• [Work required] From the entries provided below, copy each line that contains the word "document".

⁂

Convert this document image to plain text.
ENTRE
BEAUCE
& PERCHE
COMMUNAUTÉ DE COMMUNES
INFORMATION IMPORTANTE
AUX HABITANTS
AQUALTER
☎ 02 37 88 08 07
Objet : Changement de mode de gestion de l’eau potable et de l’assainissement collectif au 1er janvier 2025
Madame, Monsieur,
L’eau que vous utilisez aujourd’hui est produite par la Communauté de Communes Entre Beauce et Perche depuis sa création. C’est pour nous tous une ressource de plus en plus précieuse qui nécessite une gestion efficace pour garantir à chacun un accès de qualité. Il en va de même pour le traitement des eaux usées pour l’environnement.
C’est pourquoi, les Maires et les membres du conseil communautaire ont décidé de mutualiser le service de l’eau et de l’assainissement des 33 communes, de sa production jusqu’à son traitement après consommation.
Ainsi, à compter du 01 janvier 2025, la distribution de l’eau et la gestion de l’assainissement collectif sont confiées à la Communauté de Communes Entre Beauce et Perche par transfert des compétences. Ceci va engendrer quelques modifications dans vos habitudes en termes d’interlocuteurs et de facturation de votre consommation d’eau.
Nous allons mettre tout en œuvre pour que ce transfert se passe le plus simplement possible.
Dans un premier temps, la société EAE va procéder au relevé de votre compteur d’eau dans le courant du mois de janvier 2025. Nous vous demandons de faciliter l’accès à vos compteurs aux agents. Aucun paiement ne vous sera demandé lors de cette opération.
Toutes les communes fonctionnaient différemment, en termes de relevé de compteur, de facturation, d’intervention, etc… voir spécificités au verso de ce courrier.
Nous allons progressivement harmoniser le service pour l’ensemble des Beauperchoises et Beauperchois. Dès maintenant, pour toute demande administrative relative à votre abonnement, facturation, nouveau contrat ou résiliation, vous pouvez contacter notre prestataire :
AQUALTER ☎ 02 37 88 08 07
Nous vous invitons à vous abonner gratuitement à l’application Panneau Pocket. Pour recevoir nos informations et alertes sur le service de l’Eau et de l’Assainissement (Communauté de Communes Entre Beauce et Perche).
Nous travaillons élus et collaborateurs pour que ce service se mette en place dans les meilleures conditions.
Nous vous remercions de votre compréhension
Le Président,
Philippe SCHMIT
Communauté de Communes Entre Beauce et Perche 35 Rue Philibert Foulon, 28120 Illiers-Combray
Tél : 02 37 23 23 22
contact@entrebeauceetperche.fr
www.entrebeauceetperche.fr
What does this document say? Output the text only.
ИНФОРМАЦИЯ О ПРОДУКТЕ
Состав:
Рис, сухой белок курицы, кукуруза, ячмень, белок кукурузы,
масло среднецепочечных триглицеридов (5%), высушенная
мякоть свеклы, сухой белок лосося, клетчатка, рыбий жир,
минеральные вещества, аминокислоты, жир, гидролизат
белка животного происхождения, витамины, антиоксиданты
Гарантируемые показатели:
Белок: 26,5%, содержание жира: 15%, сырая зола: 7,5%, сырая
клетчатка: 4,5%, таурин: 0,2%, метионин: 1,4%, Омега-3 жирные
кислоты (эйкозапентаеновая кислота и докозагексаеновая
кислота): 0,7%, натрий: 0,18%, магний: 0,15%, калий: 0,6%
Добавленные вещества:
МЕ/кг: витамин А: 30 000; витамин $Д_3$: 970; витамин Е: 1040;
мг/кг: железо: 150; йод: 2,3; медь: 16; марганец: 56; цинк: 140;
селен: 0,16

⁂

• [Response to this exercise]
Convert this document image to plain text.
What does this document say? Output the text only.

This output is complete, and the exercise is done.